Below are some records; repeat them all exactly, minus the pictures.
# Information supplied start
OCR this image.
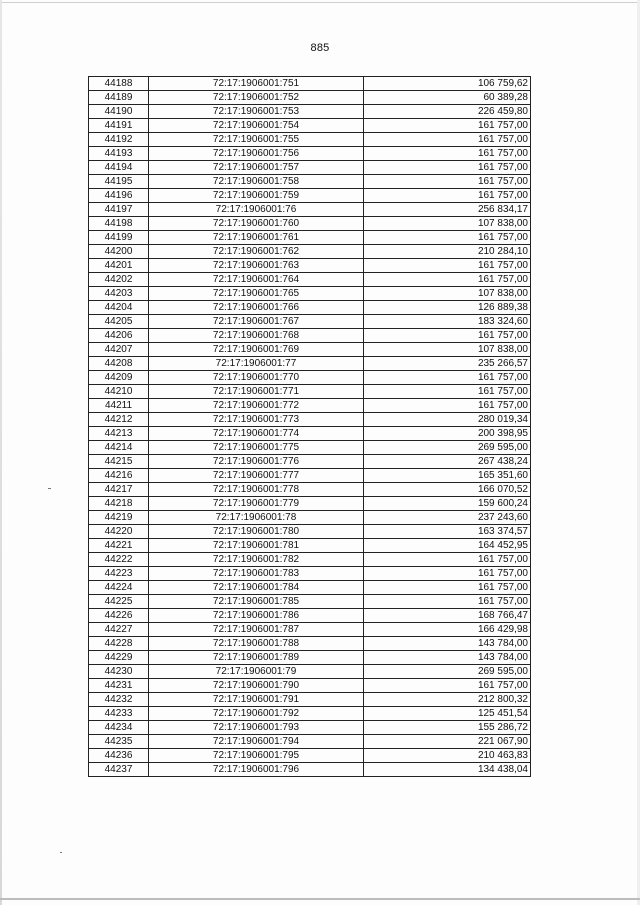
885
44188	72:17:1906001:751	106 759,62
44189	72:17:1906001:752	60 389,28
44190	72:17:1906001:753	226 459,80
44191	72:17:1906001:754	161 757,00
44192	72:17:1906001:755	161 757,00
44193	72:17:1906001:756	161 757,00
44194	72:17:1906001:757	161 757,00
44195	72:17:1906001:758	161 757,00
44196	72:17:1906001:759	161 757,00
44197	72:17:1906001:76	256 834,17
44198	72:17:1906001:760	107 838,00
44199	72:17:1906001:761	161 757,00
44200	72:17:1906001:762	210 284,10
44201	72:17:1906001:763	161 757,00
44202	72:17:1906001:764	161 757,00
44203	72:17:1906001:765	107 838,00
44204	72:17:1906001:766	126 889,38
44205	72:17:1906001:767	183 324,60
44206	72:17:1906001:768	161 757,00
44207	72:17:1906001:769	107 838,00
44208	72:17:1906001:77	235 266,57
44209	72:17:1906001:770	161 757,00
44210	72:17:1906001:771	161 757,00
44211	72:17:1906001:772	161 757,00
44212	72:17:1906001:773	280 019,34
44213	72:17:1906001:774	200 398,95
44214	72:17:1906001:775	269 595,00
44215	72:17:1906001:776	267 438,24
44216	72:17:1906001:777	165 351,60
44217	72:17:1906001:778	166 070,52
44218	72:17:1906001:779	159 600,24
44219	72:17:1906001:78	237 243,60
44220	72:17:1906001:780	163 374,57
44221	72:17:1906001:781	164 452,95
44222	72:17:1906001:782	161 757,00
44223	72:17:1906001:783	161 757,00
44224	72:17:1906001:784	161 757,00
44225	72:17:1906001:785	161 757,00
44226	72:17:1906001:786	168 766,47
44227	72:17:1906001:787	166 429,98
44228	72:17:1906001:788	143 784,00
44229	72:17:1906001:789	143 784,00
44230	72:17:1906001:79	269 595,00
44231	72:17:1906001:790	161 757,00
44232	72:17:1906001:791	212 800,32
44233	72:17:1906001:792	125 451,54
44234	72:17:1906001:793	155 286,72
44235	72:17:1906001:794	221 067,90
44236	72:17:1906001:795	210 463,83
44237	72:17:1906001:796	134 438,04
# Information supplied end
▸ **Response below**
OCR this image.
885
44188	72:17:1906001:751	106 759,62
44189	72:17:1906001:752	60 389,28
44190	72:17:1906001:753	226 459,80
44191	72:17:1906001:754	161 757,00
44192	72:17:1906001:755	161 757,00
44193	72:17:1906001:756	161 757,00
44194	72:17:1906001:757	161 757,00
44195	72:17:1906001:758	161 757,00
44196	72:17:1906001:759	161 757,00
44197	72:17:1906001:76	256 834,17
44198	72:17:1906001:760	107 838,00
44199	72:17:1906001:761	161 757,00
44200	72:17:1906001:762	210 284,10
44201	72:17:1906001:763	161 757,00
44202	72:17:1906001:764	161 757,00
44203	72:17:1906001:765	107 838,00
44204	72:17:1906001:766	126 889,38
44205	72:17:1906001:767	183 324,60
44206	72:17:1906001:768	161 757,00
44207	72:17:1906001:769	107 838,00
44208	72:17:1906001:77	235 266,57
44209	72:17:1906001:770	161 757,00
44210	72:17:1906001:771	161 757,00
44211	72:17:1906001:772	161 757,00
44212	72:17:1906001:773	280 019,34
44213	72:17:1906001:774	200 398,95
44214	72:17:1906001:775	269 595,00
44215	72:17:1906001:776	267 438,24
44216	72:17:1906001:777	165 351,60
44217	72:17:1906001:778	166 070,52
44218	72:17:1906001:779	159 600,24
44219	72:17:1906001:78	237 243,60
44220	72:17:1906001:780	163 374,57
44221	72:17:1906001:781	164 452,95
44222	72:17:1906001:782	161 757,00
44223	72:17:1906001:783	161 757,00
44224	72:17:1906001:784	161 757,00
44225	72:17:1906001:785	161 757,00
44226	72:17:1906001:786	168 766,47
44227	72:17:1906001:787	166 429,98
44228	72:17:1906001:788	143 784,00
44229	72:17:1906001:789	143 784,00
44230	72:17:1906001:79	269 595,00
44231	72:17:1906001:790	161 757,00
44232	72:17:1906001:791	212 800,32
44233	72:17:1906001:792	125 451,54
44234	72:17:1906001:793	155 286,72
44235	72:17:1906001:794	221 067,90
44236	72:17:1906001:795	210 463,83
44237	72:17:1906001:796	134 438,04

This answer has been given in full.